Labeled region entries
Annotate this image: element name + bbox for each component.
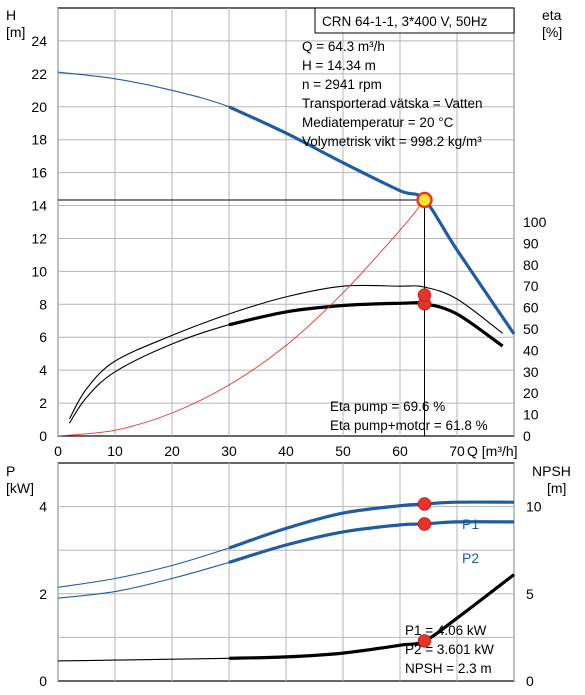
y-right-tick-label: 70 (523, 278, 539, 294)
y-left-label-unit: [m] (6, 24, 25, 40)
eta-pump-curve-line (68, 284, 503, 420)
y-right-tick-label: 40 (523, 342, 539, 358)
info-box (314, 7, 515, 34)
x-tick-label: 50 (335, 443, 351, 459)
y-right-tick-label: 10 (526, 499, 542, 515)
y-left-tick-label: 4 (39, 499, 47, 515)
info-panel: Q = 64.3 m³/h H = 14.34 m n = 2941 rpm T… (302, 39, 482, 149)
system-curve-line (57, 199, 425, 437)
x-axis-label: Q [m³/h] (467, 443, 518, 459)
x-tick-label: 60 (392, 443, 408, 459)
power-info-panel: P1 = 4.06 kW P2 = 3.601 kW NPSH = 2.3 m (405, 623, 494, 676)
y-left-label-symbol: H (6, 7, 16, 23)
y-left-tick-label: 20 (31, 99, 47, 115)
y-right-label-symbol: NPSH (532, 463, 571, 479)
y-right-label-unit: [%] (542, 24, 562, 40)
chart-title: CRN 64-1-1, 3*400 V, 50Hz (322, 14, 488, 29)
x-tick-label: 30 (221, 443, 237, 459)
npsh-marker (417, 634, 432, 648)
y-right-label-symbol: eta (542, 7, 562, 23)
y-left-tick-label: 16 (31, 165, 47, 181)
p2-curve-operating-range-line (228, 520, 515, 564)
y-right-tick-label: 100 (523, 214, 547, 230)
y-right-label-unit: [m] (547, 480, 566, 496)
duty-point-marker (416, 191, 433, 209)
y-right-tick-label: 10 (523, 407, 539, 423)
info-speed: n = 2941 rpm (302, 77, 382, 92)
info-eta-pump: Eta pump = 69.6 % (330, 399, 445, 414)
y-left-tick-label: 14 (31, 198, 47, 214)
eta-pump-motor-curve-operating-range-line (228, 301, 504, 348)
x-tick-label: 20 (164, 443, 180, 459)
y-right-tick-label: 30 (523, 364, 539, 380)
info-npsh: NPSH = 2.3 m (405, 661, 492, 676)
y-left-tick-label: 22 (31, 66, 47, 82)
x-tick-label: 10 (107, 443, 123, 459)
info-density: Volymetrisk vikt = 998.2 kg/m³ (302, 134, 482, 149)
y-right-tick-label: 0 (526, 673, 534, 689)
power-npsh-panel: 0 2 4 0 5 10 P [kW] NPSH [m] P1 P2 P1 = 4.06 … (6, 462, 571, 689)
p1-curve-operating-range-line (228, 500, 515, 550)
y-left-tick-label: 2 (39, 395, 47, 411)
y-right-tick-label: 80 (523, 257, 539, 273)
y-left-tick-label: 0 (39, 428, 47, 444)
x-tick-label: 0 (54, 443, 62, 459)
info-liquid: Transporterad vätska = Vatten (302, 96, 482, 111)
y-left-tick-label: 8 (39, 296, 47, 312)
x-tick-label: 70 (449, 443, 465, 459)
x-tick-label: 40 (278, 443, 294, 459)
y-left-tick-label: 2 (39, 586, 47, 602)
npsh-curve-operating-range-line (228, 573, 515, 660)
y-left-label-symbol: P (6, 463, 15, 479)
info-temperature: Mediatemperatur = 20 °C (302, 115, 454, 130)
info-p1: P1 = 4.06 kW (405, 623, 487, 638)
eta-pump-marker (417, 288, 432, 302)
info-p2: P2 = 3.601 kW (405, 642, 494, 657)
legend-p2: P2 (462, 550, 479, 566)
y-left-tick-label: 24 (31, 33, 47, 49)
y-right-tick-label: 50 (523, 321, 539, 337)
y-left-tick-label: 12 (31, 230, 47, 246)
y-left-label-unit: [kW] (6, 480, 34, 496)
head-curve-operating-range-line (228, 105, 516, 335)
eta-info-panel: Eta pump = 69.6 % Eta pump+motor = 61.8 … (330, 399, 488, 433)
p2-marker (417, 517, 432, 531)
y-left-tick-label: 10 (31, 263, 47, 279)
y-right-tick-label: 90 (523, 235, 539, 251)
performance-panel: 0 10 20 30 40 50 60 700246810121416182022240102… (6, 7, 562, 459)
y-left-tick-label: 18 (31, 132, 47, 148)
y-left-tick-label: 6 (39, 329, 47, 345)
y-right-tick-label: 60 (523, 300, 539, 316)
info-flow: Q = 64.3 m³/h (302, 39, 385, 54)
legend-p1: P1 (462, 516, 479, 532)
y-right-tick-label: 20 (523, 385, 539, 401)
info-head: H = 14.34 m (302, 58, 376, 73)
info-eta-total: Eta pump+motor = 61.8 % (330, 418, 488, 433)
y-right-tick-label: 0 (523, 428, 531, 444)
y-left-tick-label: 0 (39, 673, 47, 689)
p1-marker (417, 497, 432, 511)
y-left-tick-label: 4 (39, 362, 47, 378)
y-right-tick-label: 5 (526, 586, 534, 602)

**What you should do:** Extract every row above that contains the string "line".

**Written solution:**
eta-pump-curve-line (68, 284, 503, 420)
system-curve-line (57, 199, 425, 437)
p2-curve-operating-range-line (228, 520, 515, 564)
eta-pump-motor-curve-operating-range-line (228, 301, 504, 348)
p1-curve-operating-range-line (228, 500, 515, 550)
npsh-curve-operating-range-line (228, 573, 515, 660)
head-curve-operating-range-line (228, 105, 516, 335)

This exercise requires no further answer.